● **Excerpted data**:
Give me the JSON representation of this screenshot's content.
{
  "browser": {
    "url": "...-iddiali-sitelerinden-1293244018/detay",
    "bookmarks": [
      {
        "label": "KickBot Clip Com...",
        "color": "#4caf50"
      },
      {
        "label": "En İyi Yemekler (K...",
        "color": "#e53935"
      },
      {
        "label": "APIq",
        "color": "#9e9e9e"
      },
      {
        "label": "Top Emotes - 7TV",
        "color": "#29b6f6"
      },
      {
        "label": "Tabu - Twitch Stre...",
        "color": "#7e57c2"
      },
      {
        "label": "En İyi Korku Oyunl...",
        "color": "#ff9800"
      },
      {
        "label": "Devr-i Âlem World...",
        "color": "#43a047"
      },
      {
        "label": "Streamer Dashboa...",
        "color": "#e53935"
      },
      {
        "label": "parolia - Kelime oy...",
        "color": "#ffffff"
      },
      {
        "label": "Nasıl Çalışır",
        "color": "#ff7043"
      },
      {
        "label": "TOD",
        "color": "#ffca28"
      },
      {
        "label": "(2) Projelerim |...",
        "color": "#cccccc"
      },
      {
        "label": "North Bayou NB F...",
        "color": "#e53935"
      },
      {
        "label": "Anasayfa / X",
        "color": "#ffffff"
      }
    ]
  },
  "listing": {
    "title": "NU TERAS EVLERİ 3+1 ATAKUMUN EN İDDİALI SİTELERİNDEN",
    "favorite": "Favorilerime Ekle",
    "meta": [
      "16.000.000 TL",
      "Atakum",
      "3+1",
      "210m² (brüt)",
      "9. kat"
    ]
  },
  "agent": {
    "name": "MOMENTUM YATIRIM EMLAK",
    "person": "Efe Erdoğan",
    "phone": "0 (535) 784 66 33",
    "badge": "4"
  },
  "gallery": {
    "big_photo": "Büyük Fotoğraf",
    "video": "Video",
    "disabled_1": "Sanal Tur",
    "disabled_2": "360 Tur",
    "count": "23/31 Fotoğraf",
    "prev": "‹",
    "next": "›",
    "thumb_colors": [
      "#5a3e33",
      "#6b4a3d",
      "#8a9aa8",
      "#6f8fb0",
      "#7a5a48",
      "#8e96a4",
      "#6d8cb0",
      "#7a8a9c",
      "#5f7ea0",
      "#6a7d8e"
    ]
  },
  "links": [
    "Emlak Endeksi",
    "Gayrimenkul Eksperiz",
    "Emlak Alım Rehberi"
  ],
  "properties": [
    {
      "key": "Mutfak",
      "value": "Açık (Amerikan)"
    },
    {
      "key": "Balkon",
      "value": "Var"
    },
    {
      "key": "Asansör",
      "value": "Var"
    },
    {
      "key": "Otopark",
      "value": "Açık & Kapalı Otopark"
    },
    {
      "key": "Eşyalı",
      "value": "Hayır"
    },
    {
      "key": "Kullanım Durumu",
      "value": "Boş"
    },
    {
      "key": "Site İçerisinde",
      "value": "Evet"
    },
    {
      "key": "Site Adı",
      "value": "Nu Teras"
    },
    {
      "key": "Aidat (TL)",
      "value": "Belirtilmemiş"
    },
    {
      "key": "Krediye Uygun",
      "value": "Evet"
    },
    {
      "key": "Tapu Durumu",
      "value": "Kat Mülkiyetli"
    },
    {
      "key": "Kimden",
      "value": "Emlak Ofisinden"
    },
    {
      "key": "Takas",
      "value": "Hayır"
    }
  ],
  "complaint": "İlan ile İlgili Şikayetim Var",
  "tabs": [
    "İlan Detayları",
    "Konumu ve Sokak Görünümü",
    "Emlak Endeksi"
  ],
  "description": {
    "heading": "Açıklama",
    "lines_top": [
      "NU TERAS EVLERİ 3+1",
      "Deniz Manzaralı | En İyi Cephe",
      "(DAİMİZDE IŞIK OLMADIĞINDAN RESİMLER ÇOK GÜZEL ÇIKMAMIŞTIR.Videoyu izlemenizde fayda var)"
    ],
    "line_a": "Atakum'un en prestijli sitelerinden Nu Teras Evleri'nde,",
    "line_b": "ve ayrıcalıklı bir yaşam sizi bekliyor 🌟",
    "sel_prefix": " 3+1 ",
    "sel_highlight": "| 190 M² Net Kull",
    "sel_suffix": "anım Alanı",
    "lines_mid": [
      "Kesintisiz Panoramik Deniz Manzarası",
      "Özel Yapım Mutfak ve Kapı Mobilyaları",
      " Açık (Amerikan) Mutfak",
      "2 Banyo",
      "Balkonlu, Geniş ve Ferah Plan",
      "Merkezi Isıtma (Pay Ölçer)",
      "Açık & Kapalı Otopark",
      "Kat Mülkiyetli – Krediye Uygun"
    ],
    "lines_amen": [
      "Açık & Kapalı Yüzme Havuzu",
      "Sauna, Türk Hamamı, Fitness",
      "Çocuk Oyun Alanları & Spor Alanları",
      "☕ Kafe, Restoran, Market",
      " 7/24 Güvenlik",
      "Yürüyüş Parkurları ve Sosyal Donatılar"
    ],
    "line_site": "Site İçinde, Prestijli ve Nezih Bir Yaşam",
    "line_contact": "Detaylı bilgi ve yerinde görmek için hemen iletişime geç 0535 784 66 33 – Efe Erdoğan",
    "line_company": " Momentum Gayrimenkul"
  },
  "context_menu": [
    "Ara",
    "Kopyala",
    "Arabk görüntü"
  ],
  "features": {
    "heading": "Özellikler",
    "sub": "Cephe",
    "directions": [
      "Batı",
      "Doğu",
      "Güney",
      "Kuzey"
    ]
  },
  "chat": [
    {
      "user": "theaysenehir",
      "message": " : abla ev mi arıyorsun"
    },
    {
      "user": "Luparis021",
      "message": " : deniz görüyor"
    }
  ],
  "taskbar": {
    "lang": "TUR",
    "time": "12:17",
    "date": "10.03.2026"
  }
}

● **Given exercise**: Using the listing above, show every line that includes the string "heading".

● **Right answer**:
    "heading": "Açıklama",
    "heading": "Özellikler",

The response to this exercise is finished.